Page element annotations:
┄┄┄┄┄┄┄┄┄┄┄┄┄┄┄┄┄┄┄┄
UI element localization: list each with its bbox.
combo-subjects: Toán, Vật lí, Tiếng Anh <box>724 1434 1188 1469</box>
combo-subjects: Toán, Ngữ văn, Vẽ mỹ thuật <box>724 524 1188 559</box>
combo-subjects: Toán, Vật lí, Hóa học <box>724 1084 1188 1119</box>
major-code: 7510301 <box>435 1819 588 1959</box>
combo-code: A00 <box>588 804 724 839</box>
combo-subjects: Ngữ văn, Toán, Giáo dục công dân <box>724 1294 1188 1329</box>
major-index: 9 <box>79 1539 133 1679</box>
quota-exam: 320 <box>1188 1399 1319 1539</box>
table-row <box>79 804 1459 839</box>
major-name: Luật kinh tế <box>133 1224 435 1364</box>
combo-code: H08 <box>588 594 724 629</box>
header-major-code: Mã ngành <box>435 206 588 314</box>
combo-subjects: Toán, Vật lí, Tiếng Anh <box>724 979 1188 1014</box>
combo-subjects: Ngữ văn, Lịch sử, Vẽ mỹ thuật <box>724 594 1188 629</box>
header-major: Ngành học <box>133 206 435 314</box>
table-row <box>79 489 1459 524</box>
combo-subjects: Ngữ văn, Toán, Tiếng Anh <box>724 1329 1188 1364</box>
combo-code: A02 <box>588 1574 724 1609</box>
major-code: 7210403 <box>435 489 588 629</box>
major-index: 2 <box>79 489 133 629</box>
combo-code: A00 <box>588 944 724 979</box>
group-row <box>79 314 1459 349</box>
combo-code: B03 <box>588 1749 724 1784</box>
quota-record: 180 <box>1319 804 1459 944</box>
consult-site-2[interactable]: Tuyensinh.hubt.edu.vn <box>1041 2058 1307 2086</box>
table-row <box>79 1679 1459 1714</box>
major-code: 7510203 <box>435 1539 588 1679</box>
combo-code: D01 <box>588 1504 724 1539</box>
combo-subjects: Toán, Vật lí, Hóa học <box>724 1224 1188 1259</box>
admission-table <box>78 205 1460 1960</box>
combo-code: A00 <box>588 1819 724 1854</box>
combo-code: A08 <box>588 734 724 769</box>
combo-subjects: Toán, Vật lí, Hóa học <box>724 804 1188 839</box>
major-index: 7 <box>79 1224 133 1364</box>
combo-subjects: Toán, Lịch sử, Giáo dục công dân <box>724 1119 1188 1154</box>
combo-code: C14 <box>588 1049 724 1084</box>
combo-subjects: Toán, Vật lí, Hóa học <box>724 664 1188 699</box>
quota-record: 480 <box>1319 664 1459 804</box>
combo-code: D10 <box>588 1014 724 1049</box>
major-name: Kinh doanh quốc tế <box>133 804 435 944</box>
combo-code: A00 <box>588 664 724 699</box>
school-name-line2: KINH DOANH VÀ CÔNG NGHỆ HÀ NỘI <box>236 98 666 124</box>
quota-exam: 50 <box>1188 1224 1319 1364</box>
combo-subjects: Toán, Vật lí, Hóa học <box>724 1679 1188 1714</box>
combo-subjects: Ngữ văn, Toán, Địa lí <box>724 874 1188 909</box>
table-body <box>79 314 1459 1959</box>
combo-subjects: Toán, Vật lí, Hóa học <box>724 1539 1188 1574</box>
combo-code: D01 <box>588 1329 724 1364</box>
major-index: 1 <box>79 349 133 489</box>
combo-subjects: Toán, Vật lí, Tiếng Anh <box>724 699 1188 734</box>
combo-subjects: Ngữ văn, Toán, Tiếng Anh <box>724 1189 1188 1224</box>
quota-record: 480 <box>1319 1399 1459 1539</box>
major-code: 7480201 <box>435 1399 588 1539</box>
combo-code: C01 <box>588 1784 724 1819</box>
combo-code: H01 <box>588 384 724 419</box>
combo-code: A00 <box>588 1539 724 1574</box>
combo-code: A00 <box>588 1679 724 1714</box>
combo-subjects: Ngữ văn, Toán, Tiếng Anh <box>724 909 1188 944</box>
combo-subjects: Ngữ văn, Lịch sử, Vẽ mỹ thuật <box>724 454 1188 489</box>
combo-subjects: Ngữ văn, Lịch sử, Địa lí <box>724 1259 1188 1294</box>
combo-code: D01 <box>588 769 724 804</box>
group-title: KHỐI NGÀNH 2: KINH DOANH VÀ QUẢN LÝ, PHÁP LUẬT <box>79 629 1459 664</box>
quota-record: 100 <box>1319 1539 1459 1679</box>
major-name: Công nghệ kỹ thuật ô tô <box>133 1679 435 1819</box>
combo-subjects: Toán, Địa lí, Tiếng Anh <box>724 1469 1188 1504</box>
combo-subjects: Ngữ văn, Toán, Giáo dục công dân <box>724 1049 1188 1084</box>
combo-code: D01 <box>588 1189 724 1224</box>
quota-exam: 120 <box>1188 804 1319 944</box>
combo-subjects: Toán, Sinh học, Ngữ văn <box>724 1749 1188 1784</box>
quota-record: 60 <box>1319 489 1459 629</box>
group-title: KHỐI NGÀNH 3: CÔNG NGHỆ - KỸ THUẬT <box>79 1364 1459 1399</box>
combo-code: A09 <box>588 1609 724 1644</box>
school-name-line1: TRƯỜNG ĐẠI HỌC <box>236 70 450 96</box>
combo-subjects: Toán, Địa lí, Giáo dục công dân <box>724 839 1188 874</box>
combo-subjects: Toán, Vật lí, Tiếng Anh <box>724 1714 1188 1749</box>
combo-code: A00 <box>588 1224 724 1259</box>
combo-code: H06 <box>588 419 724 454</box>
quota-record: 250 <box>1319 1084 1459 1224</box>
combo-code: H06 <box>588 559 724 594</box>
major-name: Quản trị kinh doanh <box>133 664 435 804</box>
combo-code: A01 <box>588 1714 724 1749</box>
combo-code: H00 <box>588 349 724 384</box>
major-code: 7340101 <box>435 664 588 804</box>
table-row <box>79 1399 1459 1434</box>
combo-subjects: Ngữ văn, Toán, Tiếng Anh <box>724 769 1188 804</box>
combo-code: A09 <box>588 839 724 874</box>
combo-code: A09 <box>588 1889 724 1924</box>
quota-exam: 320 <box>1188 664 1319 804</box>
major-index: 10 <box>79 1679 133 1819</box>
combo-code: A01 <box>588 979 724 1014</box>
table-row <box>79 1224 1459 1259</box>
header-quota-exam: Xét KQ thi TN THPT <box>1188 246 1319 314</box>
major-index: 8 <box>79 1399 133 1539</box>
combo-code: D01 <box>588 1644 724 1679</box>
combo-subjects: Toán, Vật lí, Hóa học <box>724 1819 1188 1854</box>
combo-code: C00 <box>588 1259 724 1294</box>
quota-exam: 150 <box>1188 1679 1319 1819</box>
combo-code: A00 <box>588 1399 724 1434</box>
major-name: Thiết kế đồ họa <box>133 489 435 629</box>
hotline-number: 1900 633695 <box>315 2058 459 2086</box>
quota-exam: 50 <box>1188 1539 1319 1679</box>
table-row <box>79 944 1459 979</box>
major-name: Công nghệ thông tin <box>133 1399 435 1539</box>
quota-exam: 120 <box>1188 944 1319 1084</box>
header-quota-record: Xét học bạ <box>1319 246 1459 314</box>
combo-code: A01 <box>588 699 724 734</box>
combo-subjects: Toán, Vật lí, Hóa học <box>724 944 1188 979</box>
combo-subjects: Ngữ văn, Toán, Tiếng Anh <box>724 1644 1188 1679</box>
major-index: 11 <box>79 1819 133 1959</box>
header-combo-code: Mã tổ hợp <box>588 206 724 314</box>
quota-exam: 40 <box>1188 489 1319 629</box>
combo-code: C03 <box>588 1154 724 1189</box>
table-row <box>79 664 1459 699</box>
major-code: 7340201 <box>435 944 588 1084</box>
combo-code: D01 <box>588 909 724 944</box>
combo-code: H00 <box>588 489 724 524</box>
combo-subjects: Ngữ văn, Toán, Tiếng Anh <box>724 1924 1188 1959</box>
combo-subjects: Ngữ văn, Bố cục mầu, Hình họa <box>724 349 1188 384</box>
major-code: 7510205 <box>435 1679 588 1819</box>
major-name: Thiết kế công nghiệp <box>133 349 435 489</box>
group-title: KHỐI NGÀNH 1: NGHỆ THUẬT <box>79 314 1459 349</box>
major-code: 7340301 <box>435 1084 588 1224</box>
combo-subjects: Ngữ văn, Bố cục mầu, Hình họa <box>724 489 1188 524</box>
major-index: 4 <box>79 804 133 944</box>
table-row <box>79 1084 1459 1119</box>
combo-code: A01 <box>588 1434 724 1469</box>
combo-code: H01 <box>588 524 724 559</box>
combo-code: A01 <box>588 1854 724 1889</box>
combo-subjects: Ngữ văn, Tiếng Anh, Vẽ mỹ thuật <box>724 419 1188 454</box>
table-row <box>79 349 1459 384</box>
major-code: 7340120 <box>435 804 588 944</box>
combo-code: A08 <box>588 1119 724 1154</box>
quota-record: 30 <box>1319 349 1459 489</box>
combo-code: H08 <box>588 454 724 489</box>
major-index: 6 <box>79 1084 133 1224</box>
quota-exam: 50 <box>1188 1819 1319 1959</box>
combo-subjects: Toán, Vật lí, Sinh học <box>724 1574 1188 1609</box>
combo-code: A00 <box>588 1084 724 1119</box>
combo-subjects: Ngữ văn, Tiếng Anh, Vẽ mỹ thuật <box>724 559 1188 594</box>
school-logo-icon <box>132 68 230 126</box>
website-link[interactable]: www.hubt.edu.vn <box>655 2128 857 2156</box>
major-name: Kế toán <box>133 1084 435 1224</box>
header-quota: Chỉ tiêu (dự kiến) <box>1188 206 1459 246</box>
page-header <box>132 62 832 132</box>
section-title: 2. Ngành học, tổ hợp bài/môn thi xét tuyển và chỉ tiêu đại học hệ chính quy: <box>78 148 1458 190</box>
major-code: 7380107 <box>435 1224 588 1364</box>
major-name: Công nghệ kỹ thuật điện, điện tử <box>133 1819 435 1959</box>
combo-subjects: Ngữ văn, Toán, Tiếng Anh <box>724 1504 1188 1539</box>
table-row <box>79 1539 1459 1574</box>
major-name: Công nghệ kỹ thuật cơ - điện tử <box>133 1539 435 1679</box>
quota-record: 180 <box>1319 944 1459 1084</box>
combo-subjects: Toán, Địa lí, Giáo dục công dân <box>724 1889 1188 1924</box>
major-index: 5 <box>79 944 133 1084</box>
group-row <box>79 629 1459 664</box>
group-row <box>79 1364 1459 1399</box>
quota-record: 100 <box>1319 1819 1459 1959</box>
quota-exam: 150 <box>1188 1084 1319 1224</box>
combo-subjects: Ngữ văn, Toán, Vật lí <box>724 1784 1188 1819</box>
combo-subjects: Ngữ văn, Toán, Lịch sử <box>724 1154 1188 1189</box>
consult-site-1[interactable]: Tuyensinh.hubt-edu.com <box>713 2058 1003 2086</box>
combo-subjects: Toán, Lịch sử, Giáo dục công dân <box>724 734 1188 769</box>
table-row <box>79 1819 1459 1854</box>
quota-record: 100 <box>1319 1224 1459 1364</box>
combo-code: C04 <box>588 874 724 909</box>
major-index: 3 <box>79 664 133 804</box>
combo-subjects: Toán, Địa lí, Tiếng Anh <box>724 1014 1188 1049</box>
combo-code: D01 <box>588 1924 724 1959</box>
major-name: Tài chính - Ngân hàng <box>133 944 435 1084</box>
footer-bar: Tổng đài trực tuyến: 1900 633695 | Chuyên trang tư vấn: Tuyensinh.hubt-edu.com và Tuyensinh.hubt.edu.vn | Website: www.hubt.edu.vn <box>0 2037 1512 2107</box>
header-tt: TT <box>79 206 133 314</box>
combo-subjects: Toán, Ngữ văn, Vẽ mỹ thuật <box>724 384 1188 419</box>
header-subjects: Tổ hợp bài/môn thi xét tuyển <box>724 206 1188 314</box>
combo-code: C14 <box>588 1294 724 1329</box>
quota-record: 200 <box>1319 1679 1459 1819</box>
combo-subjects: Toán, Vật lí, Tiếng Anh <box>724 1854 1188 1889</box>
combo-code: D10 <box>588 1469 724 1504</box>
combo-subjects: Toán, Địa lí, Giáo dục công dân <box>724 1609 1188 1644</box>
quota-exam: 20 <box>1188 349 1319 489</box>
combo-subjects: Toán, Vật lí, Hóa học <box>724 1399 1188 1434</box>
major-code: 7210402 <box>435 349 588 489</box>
┄┄┄┄┄┄┄┄┄┄┄┄┄┄┄┄┄┄┄┄
**Aim:**
Reproduce verbatim the stretch of the material from its first line through the line containing "combo-subjects: Ngữ văn, Lịch sử, Vẽ mỹ thuật <box>724 594".

**Result of this exercise:**
UI element localization: list each with its bbox.
combo-subjects: Toán, Vật lí, Tiếng Anh <box>724 1434 1188 1469</box>
combo-subjects: Toán, Ngữ văn, Vẽ mỹ thuật <box>724 524 1188 559</box>
combo-subjects: Toán, Vật lí, Hóa học <box>724 1084 1188 1119</box>
major-code: 7510301 <box>435 1819 588 1959</box>
combo-code: A00 <box>588 804 724 839</box>
combo-subjects: Ngữ văn, Toán, Giáo dục công dân <box>724 1294 1188 1329</box>
major-index: 9 <box>79 1539 133 1679</box>
quota-exam: 320 <box>1188 1399 1319 1539</box>
table-row <box>79 804 1459 839</box>
major-name: Luật kinh tế <box>133 1224 435 1364</box>
combo-code: H08 <box>588 594 724 629</box>
header-major-code: Mã ngành <box>435 206 588 314</box>
combo-subjects: Toán, Vật lí, Tiếng Anh <box>724 979 1188 1014</box>
combo-subjects: Ngữ văn, Lịch sử, Vẽ mỹ thuật <box>724 594 1188 629</box>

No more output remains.